◆ Task statement
The records below should be written out again, exactly.

------ Material for this task ------

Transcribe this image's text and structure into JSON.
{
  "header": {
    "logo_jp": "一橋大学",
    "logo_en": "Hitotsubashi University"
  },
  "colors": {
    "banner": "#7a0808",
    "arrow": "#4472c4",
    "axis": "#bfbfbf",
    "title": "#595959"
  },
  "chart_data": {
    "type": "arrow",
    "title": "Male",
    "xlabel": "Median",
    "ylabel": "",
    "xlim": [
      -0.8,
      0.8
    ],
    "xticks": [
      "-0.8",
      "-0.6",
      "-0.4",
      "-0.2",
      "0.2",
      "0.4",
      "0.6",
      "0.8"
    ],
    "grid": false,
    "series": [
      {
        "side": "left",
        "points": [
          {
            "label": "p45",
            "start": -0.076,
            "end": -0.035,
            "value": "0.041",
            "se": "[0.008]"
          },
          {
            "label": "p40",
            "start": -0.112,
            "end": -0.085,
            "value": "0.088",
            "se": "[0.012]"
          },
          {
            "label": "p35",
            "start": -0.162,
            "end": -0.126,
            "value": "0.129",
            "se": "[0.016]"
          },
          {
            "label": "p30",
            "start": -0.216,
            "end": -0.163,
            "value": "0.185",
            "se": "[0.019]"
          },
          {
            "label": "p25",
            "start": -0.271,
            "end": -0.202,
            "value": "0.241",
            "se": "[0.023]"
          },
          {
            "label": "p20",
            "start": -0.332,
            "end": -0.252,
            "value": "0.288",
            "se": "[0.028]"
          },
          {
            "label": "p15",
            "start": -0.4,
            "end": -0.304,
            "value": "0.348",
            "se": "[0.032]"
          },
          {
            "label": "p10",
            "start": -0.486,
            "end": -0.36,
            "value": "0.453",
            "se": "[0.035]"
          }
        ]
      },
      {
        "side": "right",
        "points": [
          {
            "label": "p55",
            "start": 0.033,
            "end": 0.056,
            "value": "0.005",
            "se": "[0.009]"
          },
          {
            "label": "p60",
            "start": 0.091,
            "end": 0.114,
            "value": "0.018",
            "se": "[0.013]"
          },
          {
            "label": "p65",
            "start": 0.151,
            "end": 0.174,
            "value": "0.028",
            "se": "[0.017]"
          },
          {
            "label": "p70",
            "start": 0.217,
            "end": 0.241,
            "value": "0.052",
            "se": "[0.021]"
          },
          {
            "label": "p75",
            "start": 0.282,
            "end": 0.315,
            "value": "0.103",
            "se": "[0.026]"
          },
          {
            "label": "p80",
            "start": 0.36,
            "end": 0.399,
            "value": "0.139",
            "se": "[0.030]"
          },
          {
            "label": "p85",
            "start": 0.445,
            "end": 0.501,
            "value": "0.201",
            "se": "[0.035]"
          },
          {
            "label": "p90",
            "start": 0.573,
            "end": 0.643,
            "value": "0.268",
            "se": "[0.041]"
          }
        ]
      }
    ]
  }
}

------

◆ In response
Transcribe this image's text and structure into JSON.
{
  "header": {
    "logo_jp": "一橋大学",
    "logo_en": "Hitotsubashi University"
  },
  "colors": {
    "banner": "#7a0808",
    "arrow": "#4472c4",
    "axis": "#bfbfbf",
    "title": "#595959"
  },
  "chart_data": {
    "type": "arrow",
    "title": "Male",
    "xlabel": "Median",
    "ylabel": "",
    "xlim": [
      -0.8,
      0.8
    ],
    "xticks": [
      "-0.8",
      "-0.6",
      "-0.4",
      "-0.2",
      "0.2",
      "0.4",
      "0.6",
      "0.8"
    ],
    "grid": false,
    "series": [
      {
        "side": "left",
        "points": [
          {
            "label": "p45",
            "start": -0.076,
            "end": -0.035,
            "value": "0.041",
            "se": "[0.008]"
          },
          {
            "label": "p40",
            "start": -0.112,
            "end": -0.085,
            "value": "0.088",
            "se": "[0.012]"
          },
          {
            "label": "p35",
            "start": -0.162,
            "end": -0.126,
            "value": "0.129",
            "se": "[0.016]"
          },
          {
            "label": "p30",
            "start": -0.216,
            "end": -0.163,
            "value": "0.185",
            "se": "[0.019]"
          },
          {
            "label": "p25",
            "start": -0.271,
            "end": -0.202,
            "value": "0.241",
            "se": "[0.023]"
          },
          {
            "label": "p20",
            "start": -0.332,
            "end": -0.252,
            "value": "0.288",
            "se": "[0.028]"
          },
          {
            "label": "p15",
            "start": -0.4,
            "end": -0.304,
            "value": "0.348",
            "se": "[0.032]"
          },
          {
            "label": "p10",
            "start": -0.486,
            "end": -0.36,
            "value": "0.453",
            "se": "[0.035]"
          }
        ]
      },
      {
        "side": "right",
        "points": [
          {
            "label": "p55",
            "start": 0.033,
            "end": 0.056,
            "value": "0.005",
            "se": "[0.009]"
          },
          {
            "label": "p60",
            "start": 0.091,
            "end": 0.114,
            "value": "0.018",
            "se": "[0.013]"
          },
          {
            "label": "p65",
            "start": 0.151,
            "end": 0.174,
            "value": "0.028",
            "se": "[0.017]"
          },
          {
            "label": "p70",
            "start": 0.217,
            "end": 0.241,
            "value": "0.052",
            "se": "[0.021]"
          },
          {
            "label": "p75",
            "start": 0.282,
            "end": 0.315,
            "value": "0.103",
            "se": "[0.026]"
          },
          {
            "label": "p80",
            "start": 0.36,
            "end": 0.399,
            "value": "0.139",
            "se": "[0.030]"
          },
          {
            "label": "p85",
            "start": 0.445,
            "end": 0.501,
            "value": "0.201",
            "se": "[0.035]"
          },
          {
            "label": "p90",
            "start": 0.573,
            "end": 0.643,
            "value": "0.268",
            "se": "[0.041]"
          }
        ]
      }
    ]
  }
}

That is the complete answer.